> [Given instruction]
Restate the entire listing word for word.

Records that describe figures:
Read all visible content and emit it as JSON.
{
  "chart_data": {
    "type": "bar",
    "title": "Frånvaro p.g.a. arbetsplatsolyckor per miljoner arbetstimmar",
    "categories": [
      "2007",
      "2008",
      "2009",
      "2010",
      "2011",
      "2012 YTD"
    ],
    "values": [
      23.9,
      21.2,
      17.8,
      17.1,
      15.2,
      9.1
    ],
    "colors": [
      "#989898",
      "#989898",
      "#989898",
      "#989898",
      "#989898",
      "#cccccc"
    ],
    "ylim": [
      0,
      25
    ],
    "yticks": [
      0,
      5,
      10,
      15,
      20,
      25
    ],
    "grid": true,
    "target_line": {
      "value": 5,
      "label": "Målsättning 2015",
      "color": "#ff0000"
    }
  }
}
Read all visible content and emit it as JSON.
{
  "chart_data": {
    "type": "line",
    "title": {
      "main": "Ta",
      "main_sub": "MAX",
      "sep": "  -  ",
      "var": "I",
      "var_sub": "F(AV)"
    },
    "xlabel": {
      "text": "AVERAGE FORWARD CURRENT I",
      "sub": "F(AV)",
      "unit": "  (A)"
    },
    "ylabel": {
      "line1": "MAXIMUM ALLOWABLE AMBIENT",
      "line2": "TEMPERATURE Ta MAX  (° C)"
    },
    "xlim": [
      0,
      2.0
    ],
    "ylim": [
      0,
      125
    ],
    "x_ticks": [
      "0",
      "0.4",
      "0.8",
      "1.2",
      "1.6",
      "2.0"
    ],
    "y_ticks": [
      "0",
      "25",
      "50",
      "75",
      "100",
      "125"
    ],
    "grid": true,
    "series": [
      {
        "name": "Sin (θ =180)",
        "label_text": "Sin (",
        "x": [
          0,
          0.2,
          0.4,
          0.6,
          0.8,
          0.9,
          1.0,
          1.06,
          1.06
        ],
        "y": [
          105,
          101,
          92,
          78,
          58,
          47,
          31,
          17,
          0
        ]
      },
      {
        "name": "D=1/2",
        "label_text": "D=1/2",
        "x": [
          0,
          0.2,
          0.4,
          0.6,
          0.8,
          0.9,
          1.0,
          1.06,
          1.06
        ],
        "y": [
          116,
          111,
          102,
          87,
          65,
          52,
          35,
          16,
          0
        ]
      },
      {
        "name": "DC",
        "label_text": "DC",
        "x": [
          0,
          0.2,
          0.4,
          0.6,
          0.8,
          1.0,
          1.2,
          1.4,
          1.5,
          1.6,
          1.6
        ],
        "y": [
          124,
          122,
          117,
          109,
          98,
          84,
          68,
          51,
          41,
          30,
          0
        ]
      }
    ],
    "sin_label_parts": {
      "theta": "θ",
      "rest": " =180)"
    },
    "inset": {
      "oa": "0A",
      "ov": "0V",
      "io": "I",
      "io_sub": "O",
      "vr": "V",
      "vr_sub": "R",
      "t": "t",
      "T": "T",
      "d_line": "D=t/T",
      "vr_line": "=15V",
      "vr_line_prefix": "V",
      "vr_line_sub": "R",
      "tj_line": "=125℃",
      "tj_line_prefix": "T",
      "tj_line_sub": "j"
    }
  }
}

> [Problem solution]
Read all visible content and emit it as JSON.
{
  "chart_data": {
    "type": "bar",
    "title": "Frånvaro p.g.a. arbetsplatsolyckor per miljoner arbetstimmar",
    "categories": [
      "2007",
      "2008",
      "2009",
      "2010",
      "2011",
      "2012 YTD"
    ],
    "values": [
      23.9,
      21.2,
      17.8,
      17.1,
      15.2,
      9.1
    ],
    "colors": [
      "#989898",
      "#989898",
      "#989898",
      "#989898",
      "#989898",
      "#cccccc"
    ],
    "ylim": [
      0,
      25
    ],
    "yticks": [
      0,
      5,
      10,
      15,
      20,
      25
    ],
    "grid": true,
    "target_line": {
      "value": 5,
      "label": "Målsättning 2015",
      "color": "#ff0000"
    }
  }
}
Read all visible content and emit it as JSON.
{
  "chart_data": {
    "type": "line",
    "title": {
      "main": "Ta",
      "main_sub": "MAX",
      "sep": "  -  ",
      "var": "I",
      "var_sub": "F(AV)"
    },
    "xlabel": {
      "text": "AVERAGE FORWARD CURRENT I",
      "sub": "F(AV)",
      "unit": "  (A)"
    },
    "ylabel": {
      "line1": "MAXIMUM ALLOWABLE AMBIENT",
      "line2": "TEMPERATURE Ta MAX  (° C)"
    },
    "xlim": [
      0,
      2.0
    ],
    "ylim": [
      0,
      125
    ],
    "x_ticks": [
      "0",
      "0.4",
      "0.8",
      "1.2",
      "1.6",
      "2.0"
    ],
    "y_ticks": [
      "0",
      "25",
      "50",
      "75",
      "100",
      "125"
    ],
    "grid": true,
    "series": [
      {
        "name": "Sin (θ =180)",
        "label_text": "Sin (",
        "x": [
          0,
          0.2,
          0.4,
          0.6,
          0.8,
          0.9,
          1.0,
          1.06,
          1.06
        ],
        "y": [
          105,
          101,
          92,
          78,
          58,
          47,
          31,
          17,
          0
        ]
      },
      {
        "name": "D=1/2",
        "label_text": "D=1/2",
        "x": [
          0,
          0.2,
          0.4,
          0.6,
          0.8,
          0.9,
          1.0,
          1.06,
          1.06
        ],
        "y": [
          116,
          111,
          102,
          87,
          65,
          52,
          35,
          16,
          0
        ]
      },
      {
        "name": "DC",
        "label_text": "DC",
        "x": [
          0,
          0.2,
          0.4,
          0.6,
          0.8,
          1.0,
          1.2,
          1.4,
          1.5,
          1.6,
          1.6
        ],
        "y": [
          124,
          122,
          117,
          109,
          98,
          84,
          68,
          51,
          41,
          30,
          0
        ]
      }
    ],
    "sin_label_parts": {
      "theta": "θ",
      "rest": " =180)"
    },
    "inset": {
      "oa": "0A",
      "ov": "0V",
      "io": "I",
      "io_sub": "O",
      "vr": "V",
      "vr_sub": "R",
      "t": "t",
      "T": "T",
      "d_line": "D=t/T",
      "vr_line": "=15V",
      "vr_line_prefix": "V",
      "vr_line_sub": "R",
      "tj_line": "=125℃",
      "tj_line_prefix": "T",
      "tj_line_sub": "j"
    }
  }
}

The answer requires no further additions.